▸ **What you should do**
Please transcribe the lines of the records below verbatim, everything from the line containing "y-tick-label: 50000 — [28, 304, 62, 318]" down to the line containing "bar — [315, 365, 319, 386]", with both of those lines included.

▸ **Source material**
"""

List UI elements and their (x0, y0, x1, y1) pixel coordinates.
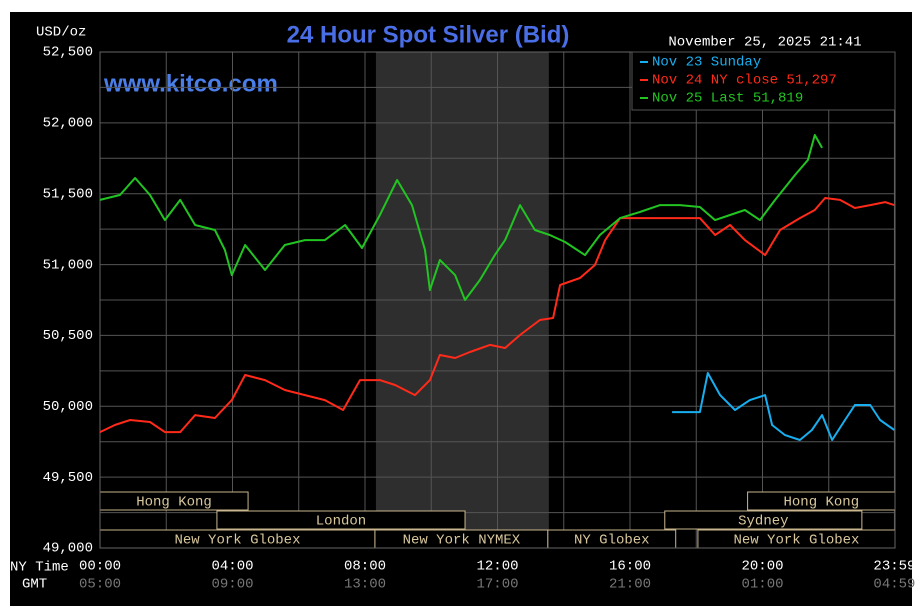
session-label: Hong Kong (783, 495, 859, 511)
y-tick-label: 50,000 (43, 399, 93, 415)
series-line (99, 197, 895, 434)
x2-tick-label: 01:00 (741, 577, 783, 593)
series-line (672, 372, 895, 441)
legend-label: Nov 24 NY close 51,297 (652, 73, 837, 89)
x2-tick-label: 05:00 (79, 577, 121, 593)
x-axis-label: NY Time (10, 560, 69, 576)
x2-tick-label: 09:00 (211, 577, 253, 593)
watermark: www.kitco.com (103, 70, 278, 97)
x-tick-label: 23:59 (873, 559, 915, 575)
x-tick-label: 12:00 (476, 559, 518, 575)
legend-label: Nov 25 Last 51,819 (652, 91, 803, 107)
session-label: London (316, 514, 366, 530)
plot-border (99, 51, 896, 549)
session-bar (216, 510, 466, 530)
y-tick-label: 51,500 (43, 186, 93, 202)
session-label: New York Globex (733, 533, 859, 549)
x-tick-label: 00:00 (79, 559, 121, 575)
x2-tick-label: 13:00 (344, 577, 386, 593)
x2-tick-label: 21:00 (609, 577, 651, 593)
session-label: Sydney (738, 514, 788, 530)
timestamp: November 25, 2025 21:41 (668, 35, 861, 51)
y-tick-label: 52,000 (43, 116, 93, 132)
y-axis-label: USD/oz (36, 25, 86, 41)
session-label: NY Globex (574, 533, 650, 549)
y-tick-label: 52,500 (43, 45, 93, 61)
legend-label: Nov 23 Sunday (652, 55, 761, 71)
x2-tick-label: 17:00 (476, 577, 518, 593)
x-tick-label: 08:00 (344, 559, 386, 575)
session-label: Hong Kong (136, 495, 212, 511)
series-line (99, 134, 823, 301)
y-tick-label: 50,500 (43, 328, 93, 344)
session-bar (664, 510, 863, 530)
chart-title: 24 Hour Spot Silver (Bid) (287, 21, 570, 48)
x-tick-label: 20:00 (741, 559, 783, 575)
y-tick-label: 51,000 (43, 257, 93, 273)
x-tick-label: 16:00 (609, 559, 651, 575)
x-tick-label: 04:00 (211, 559, 253, 575)
x2-axis-label: GMT (22, 577, 47, 593)
legend-box (631, 51, 896, 111)
x2-tick-label: 04:59 (873, 577, 915, 593)
session-label: New York NYMEX (403, 533, 521, 549)
session-label: New York Globex (174, 533, 300, 549)
y-tick-label: 49,500 (43, 470, 93, 486)
y-tick-label: 49,000 (43, 541, 93, 557)
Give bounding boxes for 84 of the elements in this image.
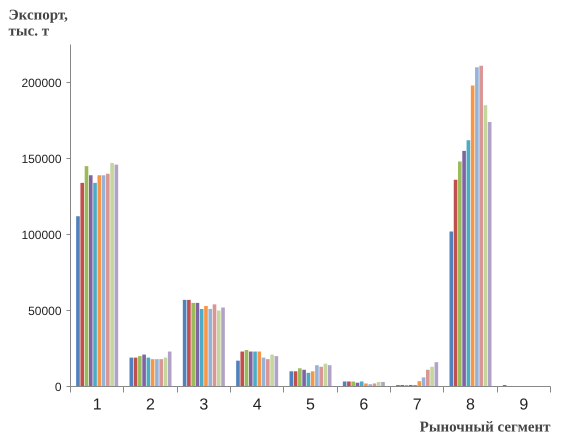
y-tick-label: 50000 — [28, 304, 62, 318]
bar — [76, 216, 80, 386]
bar — [289, 371, 294, 386]
bar — [454, 180, 458, 386]
bar — [138, 356, 142, 386]
bar — [191, 302, 195, 386]
bar — [479, 66, 483, 386]
bar — [372, 383, 376, 386]
bar — [470, 86, 474, 386]
bar — [80, 182, 84, 386]
bar — [466, 140, 470, 386]
bar — [159, 359, 163, 386]
bar — [488, 122, 492, 386]
x-tick-label: 2 — [146, 396, 156, 414]
bar — [200, 308, 204, 386]
bar — [212, 304, 216, 386]
bar — [129, 358, 134, 386]
bar — [262, 358, 266, 386]
bar — [146, 358, 150, 386]
y-tick-label: 150000 — [21, 152, 62, 166]
y-tick-label: 100000 — [21, 228, 62, 242]
bar — [244, 350, 248, 386]
x-tick-label: 5 — [306, 396, 316, 414]
bar — [182, 300, 186, 386]
bar — [93, 182, 97, 386]
bar — [270, 354, 274, 386]
bar — [302, 370, 306, 386]
bar — [155, 359, 159, 386]
bar — [196, 302, 200, 386]
bar — [88, 175, 93, 386]
bar — [475, 67, 479, 386]
bar — [208, 308, 212, 386]
x-tick-label: 9 — [519, 396, 528, 414]
bar — [324, 364, 328, 386]
bar — [216, 310, 221, 386]
bar — [134, 358, 138, 386]
bar — [168, 352, 172, 386]
bar — [150, 359, 154, 386]
bar — [274, 356, 278, 386]
bar — [240, 352, 244, 386]
bar — [310, 371, 314, 386]
bar — [236, 360, 240, 386]
bar — [204, 306, 208, 386]
bar — [106, 174, 110, 386]
bar — [315, 365, 319, 386]
bar — [142, 354, 146, 386]
bar — [319, 366, 323, 386]
bar — [114, 164, 118, 386]
x-tick-label: 7 — [412, 396, 422, 414]
y-tick-label: 200000 — [21, 76, 62, 90]
bar — [102, 175, 106, 386]
x-axis-title: Рыночный сегмент — [420, 420, 552, 436]
bar — [422, 377, 426, 386]
bar — [328, 365, 332, 386]
bar — [364, 383, 368, 386]
bar — [449, 231, 454, 386]
bar — [257, 352, 262, 386]
y-axis-title: Экспорт, тыс. т — [8, 8, 68, 40]
x-tick-label: 1 — [92, 396, 102, 414]
bar — [298, 368, 302, 386]
bar — [110, 163, 114, 386]
bar — [266, 359, 270, 386]
bar — [458, 162, 462, 386]
bar — [381, 382, 385, 386]
bar — [97, 175, 102, 386]
bar — [306, 372, 310, 386]
bar — [164, 358, 168, 386]
x-tick-label: 8 — [466, 396, 476, 414]
x-tick-label: 6 — [359, 396, 368, 414]
bar — [462, 150, 466, 386]
bar — [84, 166, 88, 386]
bar — [434, 362, 438, 386]
bar — [484, 105, 488, 386]
bar — [430, 366, 434, 386]
bar — [253, 352, 257, 386]
bar — [426, 370, 430, 386]
x-tick-label: 4 — [252, 396, 262, 414]
x-tick-label: 3 — [199, 396, 208, 414]
bar — [294, 371, 298, 386]
bar — [417, 381, 422, 386]
bar — [248, 352, 253, 386]
bar — [221, 307, 225, 386]
bar — [187, 300, 191, 386]
y-tick-label: 0 — [54, 380, 62, 394]
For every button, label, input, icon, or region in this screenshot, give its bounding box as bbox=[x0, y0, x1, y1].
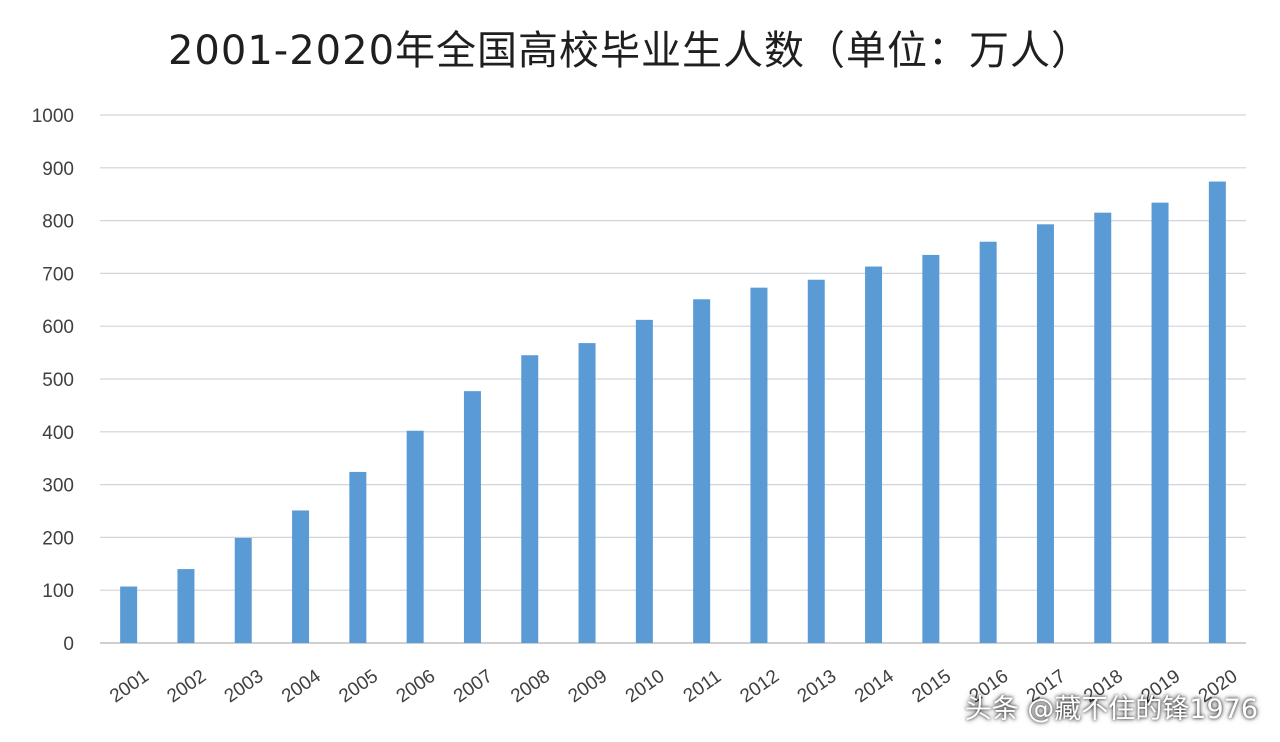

"""

▸ **Task answer**
y-tick-label: 50000 — [28, 304, 62, 318]
bar — [76, 216, 80, 386]
bar — [289, 371, 294, 386]
bar — [454, 180, 458, 386]
bar — [138, 356, 142, 386]
bar — [191, 302, 195, 386]
bar — [479, 66, 483, 386]
bar — [372, 383, 376, 386]
bar — [470, 86, 474, 386]
bar — [80, 182, 84, 386]
bar — [466, 140, 470, 386]
bar — [159, 359, 163, 386]
bar — [488, 122, 492, 386]
x-tick-label: 2 — [146, 396, 156, 414]
bar — [200, 308, 204, 386]
bar — [212, 304, 216, 386]
bar — [129, 358, 134, 386]
bar — [262, 358, 266, 386]
bar — [146, 358, 150, 386]
y-tick-label: 150000 — [21, 152, 62, 166]
y-tick-label: 100000 — [21, 228, 62, 242]
bar — [244, 350, 248, 386]
x-tick-label: 5 — [306, 396, 316, 414]
bar — [182, 300, 186, 386]
bar — [93, 182, 97, 386]
bar — [270, 354, 274, 386]
bar — [302, 370, 306, 386]
bar — [155, 359, 159, 386]
bar — [196, 302, 200, 386]
bar — [88, 175, 93, 386]
bar — [475, 67, 479, 386]
bar — [208, 308, 212, 386]
x-tick-label: 9 — [519, 396, 528, 414]
bar — [324, 364, 328, 386]
bar — [216, 310, 221, 386]
bar — [134, 358, 138, 386]
bar — [168, 352, 172, 386]
bar — [150, 359, 154, 386]
bar — [274, 356, 278, 386]
bar — [240, 352, 244, 386]
bar — [310, 371, 314, 386]
bar — [236, 360, 240, 386]
bar — [204, 306, 208, 386]
bar — [106, 174, 110, 386]
bar — [315, 365, 319, 386]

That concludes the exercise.